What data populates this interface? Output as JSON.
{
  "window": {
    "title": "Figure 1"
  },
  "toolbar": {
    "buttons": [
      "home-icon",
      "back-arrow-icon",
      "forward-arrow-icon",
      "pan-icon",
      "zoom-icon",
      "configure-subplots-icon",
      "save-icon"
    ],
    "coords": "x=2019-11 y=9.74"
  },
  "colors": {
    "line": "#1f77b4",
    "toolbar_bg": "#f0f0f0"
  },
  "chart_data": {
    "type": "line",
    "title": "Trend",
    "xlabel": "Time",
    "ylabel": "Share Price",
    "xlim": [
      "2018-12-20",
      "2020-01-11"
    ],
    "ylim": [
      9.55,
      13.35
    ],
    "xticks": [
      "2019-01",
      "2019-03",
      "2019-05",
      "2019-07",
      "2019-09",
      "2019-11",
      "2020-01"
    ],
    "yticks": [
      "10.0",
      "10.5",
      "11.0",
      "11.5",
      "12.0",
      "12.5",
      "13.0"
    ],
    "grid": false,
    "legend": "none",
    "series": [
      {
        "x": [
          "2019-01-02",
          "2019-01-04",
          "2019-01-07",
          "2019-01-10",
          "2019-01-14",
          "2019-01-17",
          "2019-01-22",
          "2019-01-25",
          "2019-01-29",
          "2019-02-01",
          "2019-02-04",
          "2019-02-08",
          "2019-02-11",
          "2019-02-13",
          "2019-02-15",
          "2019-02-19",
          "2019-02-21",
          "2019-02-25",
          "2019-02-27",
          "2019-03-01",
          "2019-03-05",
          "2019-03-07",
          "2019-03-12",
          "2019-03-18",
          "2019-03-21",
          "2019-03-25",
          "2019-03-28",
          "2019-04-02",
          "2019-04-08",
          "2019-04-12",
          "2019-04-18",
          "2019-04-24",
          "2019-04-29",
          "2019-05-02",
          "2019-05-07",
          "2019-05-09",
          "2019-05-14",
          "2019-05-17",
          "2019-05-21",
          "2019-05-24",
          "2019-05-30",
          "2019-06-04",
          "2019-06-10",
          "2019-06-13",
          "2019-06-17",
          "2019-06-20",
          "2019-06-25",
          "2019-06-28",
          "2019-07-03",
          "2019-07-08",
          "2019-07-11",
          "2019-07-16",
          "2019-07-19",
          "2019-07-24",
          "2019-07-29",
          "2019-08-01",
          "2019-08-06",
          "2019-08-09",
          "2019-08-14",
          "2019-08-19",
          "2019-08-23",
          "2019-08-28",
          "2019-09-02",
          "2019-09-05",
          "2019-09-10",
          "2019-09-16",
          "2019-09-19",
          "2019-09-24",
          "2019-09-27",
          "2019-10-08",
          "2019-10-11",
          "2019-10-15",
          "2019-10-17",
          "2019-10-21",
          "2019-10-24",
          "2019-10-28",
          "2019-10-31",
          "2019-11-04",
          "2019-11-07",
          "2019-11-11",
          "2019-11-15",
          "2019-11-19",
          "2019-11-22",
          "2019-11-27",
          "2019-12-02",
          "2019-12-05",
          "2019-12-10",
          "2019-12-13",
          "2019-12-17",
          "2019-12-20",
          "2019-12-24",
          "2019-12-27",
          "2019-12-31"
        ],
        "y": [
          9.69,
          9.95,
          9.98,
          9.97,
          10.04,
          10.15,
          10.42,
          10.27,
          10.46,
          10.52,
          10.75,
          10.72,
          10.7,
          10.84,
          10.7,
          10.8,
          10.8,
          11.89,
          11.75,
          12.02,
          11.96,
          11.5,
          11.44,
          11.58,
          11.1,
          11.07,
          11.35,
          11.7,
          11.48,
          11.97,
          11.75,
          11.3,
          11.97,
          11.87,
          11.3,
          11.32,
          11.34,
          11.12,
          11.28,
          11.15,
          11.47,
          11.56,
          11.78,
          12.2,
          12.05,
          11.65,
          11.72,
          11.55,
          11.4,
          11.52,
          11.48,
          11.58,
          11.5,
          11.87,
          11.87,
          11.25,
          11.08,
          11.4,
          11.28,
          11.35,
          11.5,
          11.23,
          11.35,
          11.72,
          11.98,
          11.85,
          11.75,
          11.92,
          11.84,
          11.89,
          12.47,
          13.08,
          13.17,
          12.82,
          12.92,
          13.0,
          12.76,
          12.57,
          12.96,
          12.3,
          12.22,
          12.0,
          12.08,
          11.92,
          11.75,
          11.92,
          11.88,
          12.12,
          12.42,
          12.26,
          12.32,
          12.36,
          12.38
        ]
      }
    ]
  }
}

┄┄┄┄┄┄┄┄┄┄

■ Problem requirements
Word for word, write out all of the data above.

■ The output
What data populates this interface? Output as JSON.
{
  "window": {
    "title": "Figure 1"
  },
  "toolbar": {
    "buttons": [
      "home-icon",
      "back-arrow-icon",
      "forward-arrow-icon",
      "pan-icon",
      "zoom-icon",
      "configure-subplots-icon",
      "save-icon"
    ],
    "coords": "x=2019-11 y=9.74"
  },
  "colors": {
    "line": "#1f77b4",
    "toolbar_bg": "#f0f0f0"
  },
  "chart_data": {
    "type": "line",
    "title": "Trend",
    "xlabel": "Time",
    "ylabel": "Share Price",
    "xlim": [
      "2018-12-20",
      "2020-01-11"
    ],
    "ylim": [
      9.55,
      13.35
    ],
    "xticks": [
      "2019-01",
      "2019-03",
      "2019-05",
      "2019-07",
      "2019-09",
      "2019-11",
      "2020-01"
    ],
    "yticks": [
      "10.0",
      "10.5",
      "11.0",
      "11.5",
      "12.0",
      "12.5",
      "13.0"
    ],
    "grid": false,
    "legend": "none",
    "series": [
      {
        "x": [
          "2019-01-02",
          "2019-01-04",
          "2019-01-07",
          "2019-01-10",
          "2019-01-14",
          "2019-01-17",
          "2019-01-22",
          "2019-01-25",
          "2019-01-29",
          "2019-02-01",
          "2019-02-04",
          "2019-02-08",
          "2019-02-11",
          "2019-02-13",
          "2019-02-15",
          "2019-02-19",
          "2019-02-21",
          "2019-02-25",
          "2019-02-27",
          "2019-03-01",
          "2019-03-05",
          "2019-03-07",
          "2019-03-12",
          "2019-03-18",
          "2019-03-21",
          "2019-03-25",
          "2019-03-28",
          "2019-04-02",
          "2019-04-08",
          "2019-04-12",
          "2019-04-18",
          "2019-04-24",
          "2019-04-29",
          "2019-05-02",
          "2019-05-07",
          "2019-05-09",
          "2019-05-14",
          "2019-05-17",
          "2019-05-21",
          "2019-05-24",
          "2019-05-30",
          "2019-06-04",
          "2019-06-10",
          "2019-06-13",
          "2019-06-17",
          "2019-06-20",
          "2019-06-25",
          "2019-06-28",
          "2019-07-03",
          "2019-07-08",
          "2019-07-11",
          "2019-07-16",
          "2019-07-19",
          "2019-07-24",
          "2019-07-29",
          "2019-08-01",
          "2019-08-06",
          "2019-08-09",
          "2019-08-14",
          "2019-08-19",
          "2019-08-23",
          "2019-08-28",
          "2019-09-02",
          "2019-09-05",
          "2019-09-10",
          "2019-09-16",
          "2019-09-19",
          "2019-09-24",
          "2019-09-27",
          "2019-10-08",
          "2019-10-11",
          "2019-10-15",
          "2019-10-17",
          "2019-10-21",
          "2019-10-24",
          "2019-10-28",
          "2019-10-31",
          "2019-11-04",
          "2019-11-07",
          "2019-11-11",
          "2019-11-15",
          "2019-11-19",
          "2019-11-22",
          "2019-11-27",
          "2019-12-02",
          "2019-12-05",
          "2019-12-10",
          "2019-12-13",
          "2019-12-17",
          "2019-12-20",
          "2019-12-24",
          "2019-12-27",
          "2019-12-31"
        ],
        "y": [
          9.69,
          9.95,
          9.98,
          9.97,
          10.04,
          10.15,
          10.42,
          10.27,
          10.46,
          10.52,
          10.75,
          10.72,
          10.7,
          10.84,
          10.7,
          10.8,
          10.8,
          11.89,
          11.75,
          12.02,
          11.96,
          11.5,
          11.44,
          11.58,
          11.1,
          11.07,
          11.35,
          11.7,
          11.48,
          11.97,
          11.75,
          11.3,
          11.97,
          11.87,
          11.3,
          11.32,
          11.34,
          11.12,
          11.28,
          11.15,
          11.47,
          11.56,
          11.78,
          12.2,
          12.05,
          11.65,
          11.72,
          11.55,
          11.4,
          11.52,
          11.48,
          11.58,
          11.5,
          11.87,
          11.87,
          11.25,
          11.08,
          11.4,
          11.28,
          11.35,
          11.5,
          11.23,
          11.35,
          11.72,
          11.98,
          11.85,
          11.75,
          11.92,
          11.84,
          11.89,
          12.47,
          13.08,
          13.17,
          12.82,
          12.92,
          13.0,
          12.76,
          12.57,
          12.96,
          12.3,
          12.22,
          12.0,
          12.08,
          11.92,
          11.75,
          11.92,
          11.88,
          12.12,
          12.42,
          12.26,
          12.32,
          12.36,
          12.38
        ]
      }
    ]
  }
}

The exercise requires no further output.